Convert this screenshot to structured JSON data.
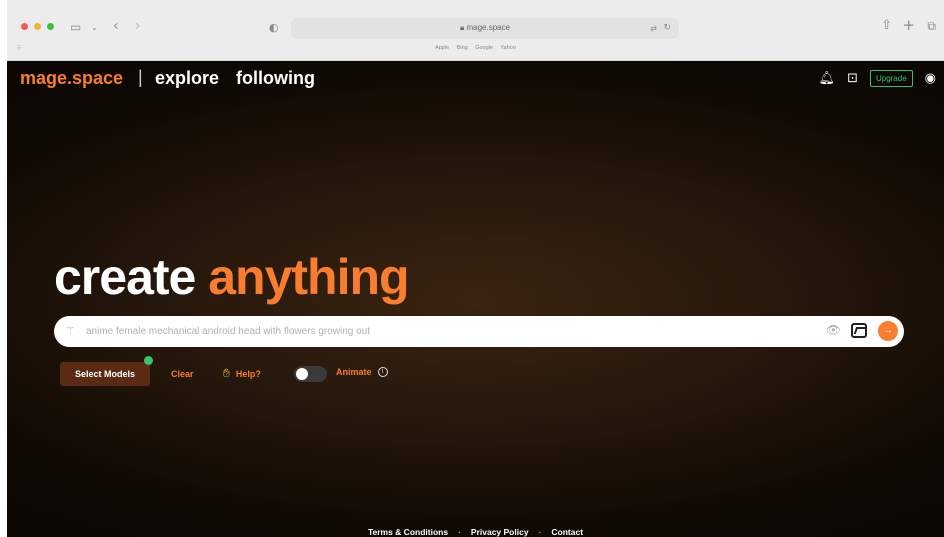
{
  "browser": {
    "url": "mage.space",
    "favorites": [
      "Apple",
      "Bing",
      "Google",
      "Yahoo"
    ],
    "icons": [
      "sidebar-icon",
      "back-icon",
      "forward-icon",
      "shield-icon",
      "lock-icon",
      "translate-icon",
      "reload-icon",
      "share-icon",
      "new-tab-icon",
      "tabs-overview-icon"
    ]
  },
  "nav": {
    "brand": "mage.space",
    "separator": "|",
    "links": [
      "explore",
      "following"
    ],
    "upgrade_label": "Upgrade",
    "icons": [
      "bell-icon",
      "discord-icon",
      "account-icon"
    ]
  },
  "hero": {
    "word1": "create",
    "word2": "anything"
  },
  "prompt": {
    "placeholder": "anime female mechanical android head with flowers growing out",
    "value": ""
  },
  "controls": {
    "select_models": "Select Models",
    "clear": "Clear",
    "help": "Help?",
    "animate": "Animate",
    "animate_on": false
  },
  "footer": {
    "links": [
      "Terms & Conditions",
      "Privacy Policy",
      "Contact"
    ],
    "separator": "·"
  },
  "colors": {
    "accent": "#f97d2e",
    "upgrade": "#35c26a",
    "status_dot": "#3ec36b"
  }
}
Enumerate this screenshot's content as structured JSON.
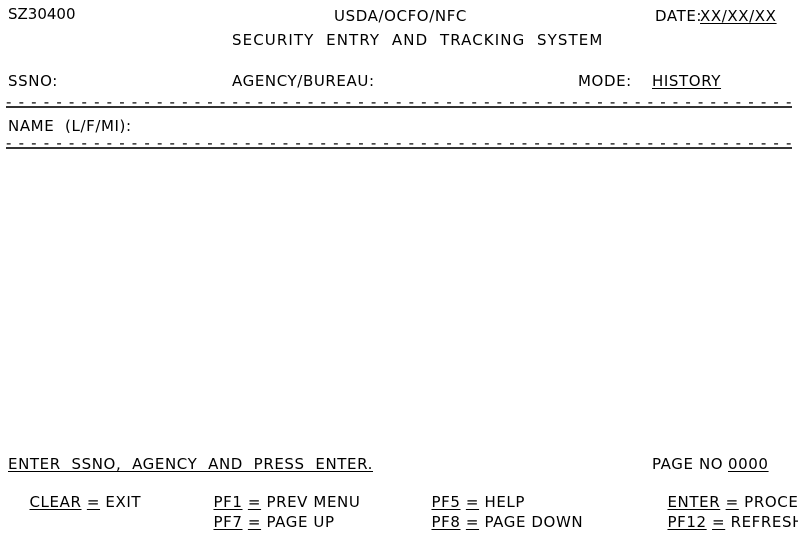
{
  "screen": {
    "program_id": "SZ30400",
    "agency_line": "USDA/OCFO/NFC",
    "title_line": "SECURITY  ENTRY  AND  TRACKING  SYSTEM",
    "date_label": "DATE:",
    "date_value": "XX/XX/XX"
  },
  "fields": {
    "ssno_label": "SSNO:",
    "ssno_value": "",
    "agency_label": "AGENCY/BUREAU:",
    "agency_value": "",
    "mode_label": "MODE:",
    "mode_value": "HISTORY",
    "name_label": "NAME  (L/F/MI):",
    "name_value": ""
  },
  "separators": {
    "dash_run": "- - - - - - - - - - - - - - - - - - - - - - - - - - - - - - - - - - - - - - - - - - - - - - - - - - - - - - - - - - - - - - - - - - - - - - - - - - - - - - - - - - - - - -"
  },
  "commands": {
    "instruction": "ENTER  SSNO,  AGENCY  AND  PRESS  ENTER.",
    "col1": [
      {
        "key": "CLEAR",
        "eq": "=",
        "action": "EXIT"
      }
    ],
    "col2": [
      {
        "key": "PF1",
        "eq": "=",
        "action": "PREV MENU"
      },
      {
        "key": "PF7",
        "eq": "=",
        "action": "PAGE UP"
      }
    ],
    "col3": [
      {
        "key": "PF5",
        "eq": "=",
        "action": "HELP"
      },
      {
        "key": "PF8",
        "eq": "=",
        "action": "PAGE DOWN"
      }
    ],
    "col4": [
      {
        "key": "ENTER",
        "eq": "=",
        "action": "PROCESS"
      },
      {
        "key": "PF12",
        "eq": "=",
        "action": "REFRESH"
      }
    ],
    "page_no_label": "PAGE NO",
    "page_no_value": "0000"
  },
  "colors": {
    "text": "#000000",
    "rule": "#333333",
    "background": "#ffffff"
  }
}
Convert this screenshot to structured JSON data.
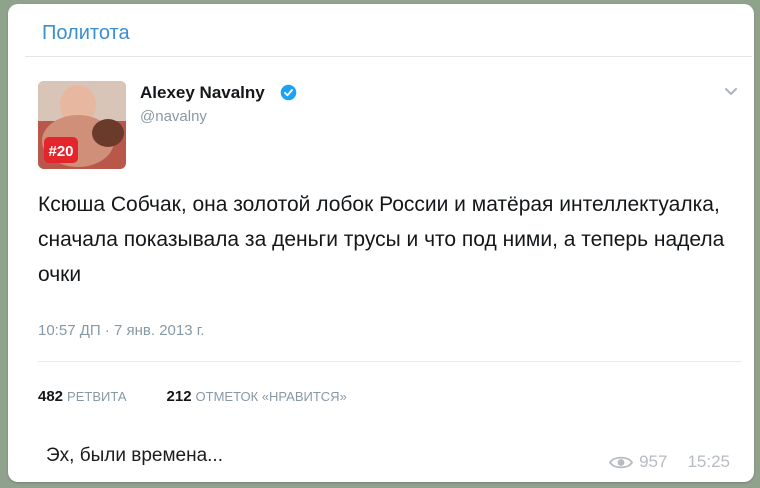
{
  "channel": {
    "title": "Политота"
  },
  "tweet": {
    "author_name": "Alexey Navalny",
    "handle": "@navalny",
    "verified_icon": "verified-badge-icon",
    "avatar_badge": "#20",
    "text": "Ксюша Собчак, она золотой лобок России и матёрая интеллектуалка, сначала показывала за деньги трусы и что под ними, а теперь надела очки",
    "timestamp": "10:57 ДП · 7 янв. 2013 г.",
    "retweets_count": "482",
    "retweets_label": "РЕТВИТА",
    "likes_count": "212",
    "likes_label": "ОТМЕТОК «НРАВИТСЯ»"
  },
  "message": {
    "caption": "Эх, были времена...",
    "views": "957",
    "time": "15:25"
  },
  "colors": {
    "channel_link": "#3a8fd0",
    "verified": "#1da1f2",
    "muted": "#8899a6",
    "background": "#8fa38c"
  }
}
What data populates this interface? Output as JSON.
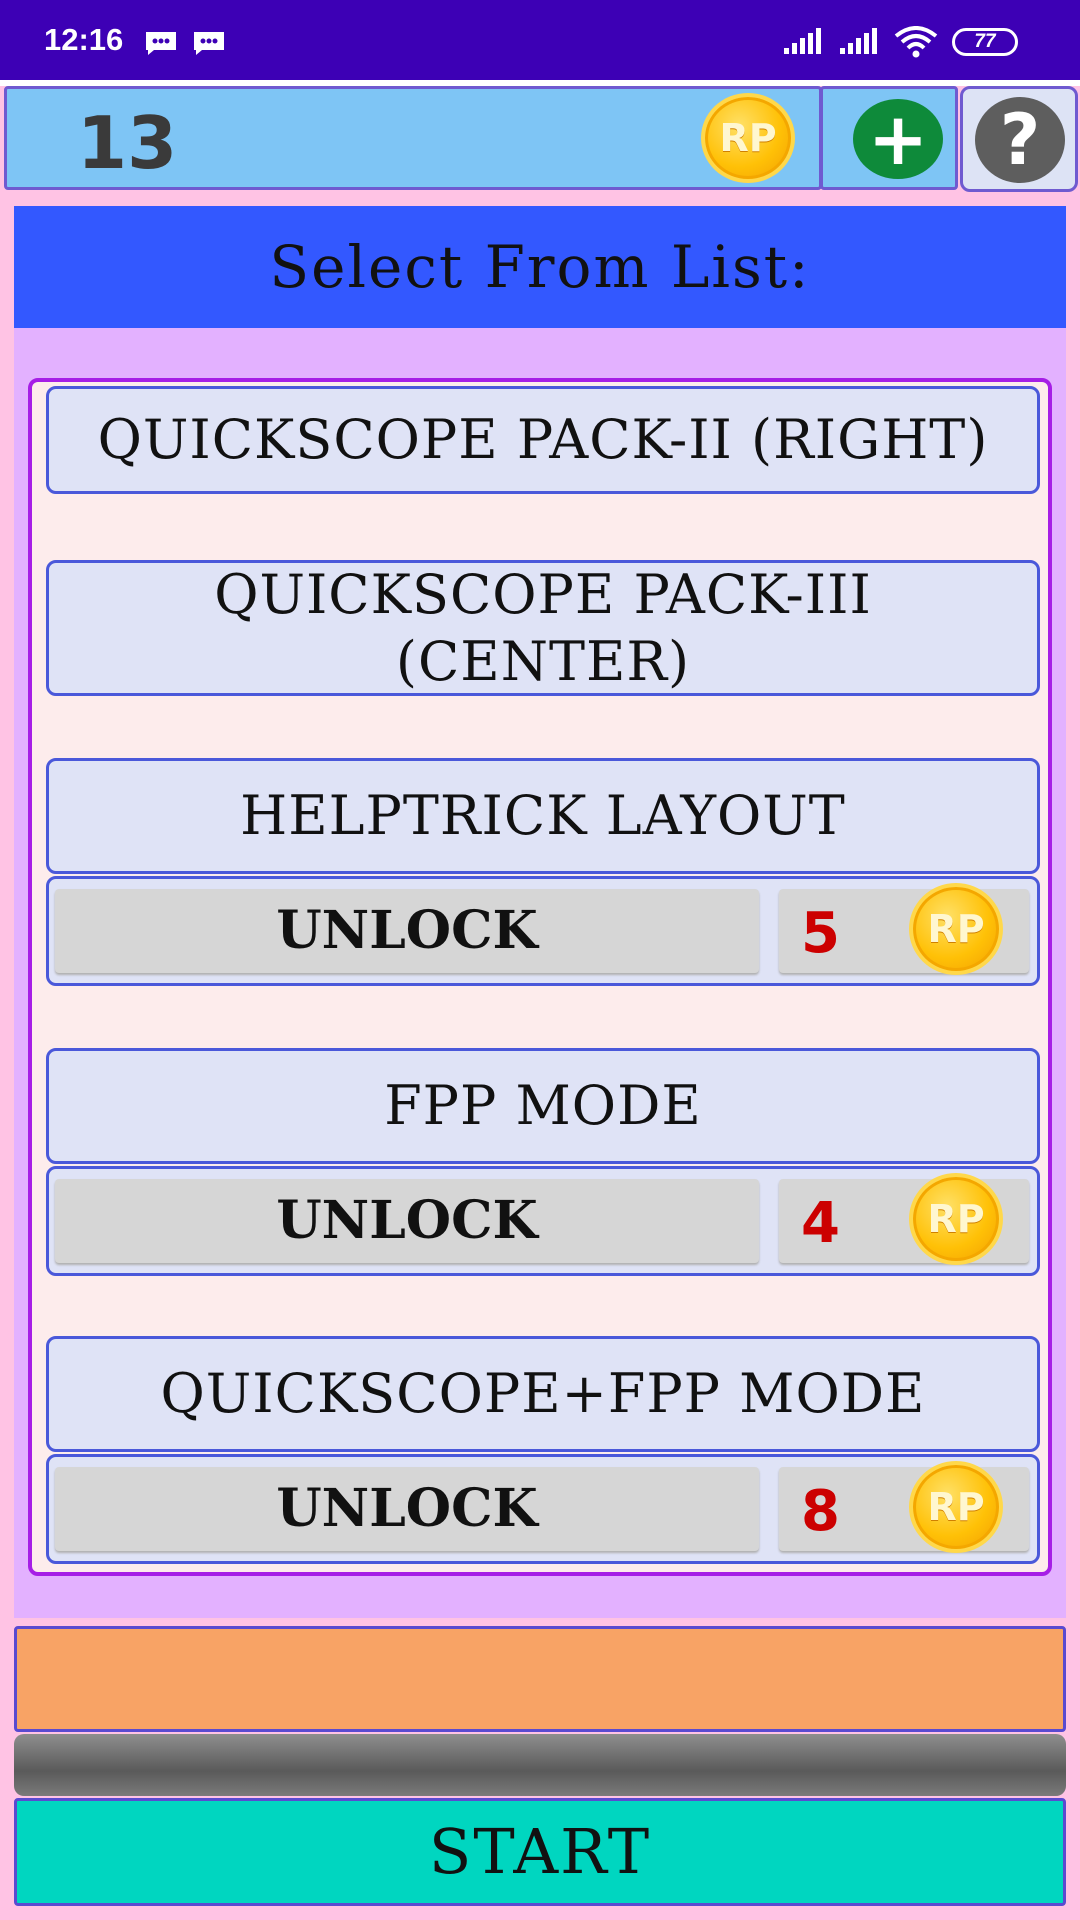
{
  "status_bar": {
    "time": "12:16",
    "battery": "77",
    "icons": [
      "message-icon",
      "message-icon",
      "signal-icon",
      "signal-icon",
      "wifi-icon",
      "battery-icon"
    ]
  },
  "header": {
    "points": "13",
    "coin_label": "RP",
    "add_icon": "plus-icon",
    "help_icon": "question-icon"
  },
  "title": "Select From List:",
  "list": {
    "items": [
      {
        "label": "QUICKSCOPE PACK-II (RIGHT)"
      },
      {
        "label": "QUICKSCOPE PACK-III (CENTER)"
      },
      {
        "label": "HELPTRICK LAYOUT",
        "unlock_label": "UNLOCK",
        "cost": "5"
      },
      {
        "label": "FPP MODE",
        "unlock_label": "UNLOCK",
        "cost": "4"
      },
      {
        "label": "QUICKSCOPE+FPP MODE",
        "unlock_label": "UNLOCK",
        "cost": "8"
      }
    ]
  },
  "footer": {
    "start_label": "START"
  },
  "colors": {
    "status_bar": "#3d00b5",
    "title_bar": "#3358ff",
    "panel": "#e3b1ff",
    "cost_text": "#cc0000",
    "start_button": "#00d6c0",
    "orange_bar": "#f8a365"
  }
}
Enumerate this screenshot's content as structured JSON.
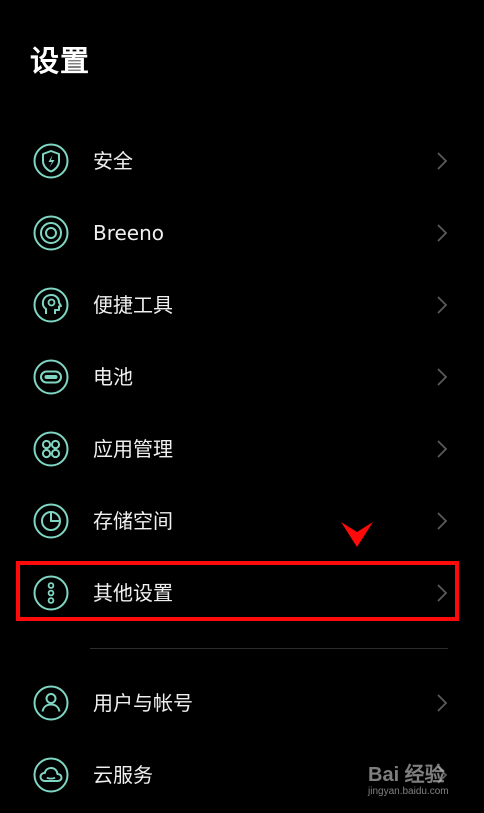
{
  "header": {
    "title": "设置"
  },
  "colors": {
    "accent": "#7fd6c3",
    "highlight": "#ff0a0a",
    "background": "#000000"
  },
  "items": [
    {
      "label": "安全",
      "icon": "shield-icon"
    },
    {
      "label": "Breeno",
      "icon": "breeno-icon"
    },
    {
      "label": "便捷工具",
      "icon": "head-gear-icon"
    },
    {
      "label": "电池",
      "icon": "battery-icon"
    },
    {
      "label": "应用管理",
      "icon": "apps-icon"
    },
    {
      "label": "存储空间",
      "icon": "storage-pie-icon"
    },
    {
      "label": "其他设置",
      "icon": "more-vertical-icon"
    },
    {
      "label": "用户与帐号",
      "icon": "user-icon"
    },
    {
      "label": "云服务",
      "icon": "cloud-icon"
    }
  ],
  "watermark": {
    "brand": "Bai 经验",
    "site": "jingyan.baidu.com"
  }
}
——
| Problem statement |
Look through the data above. Find each line with the string "verified" and copy it.

| Problem solution |
    "verified_icon": "verified-badge-icon",
    "verified": "#1da1f2",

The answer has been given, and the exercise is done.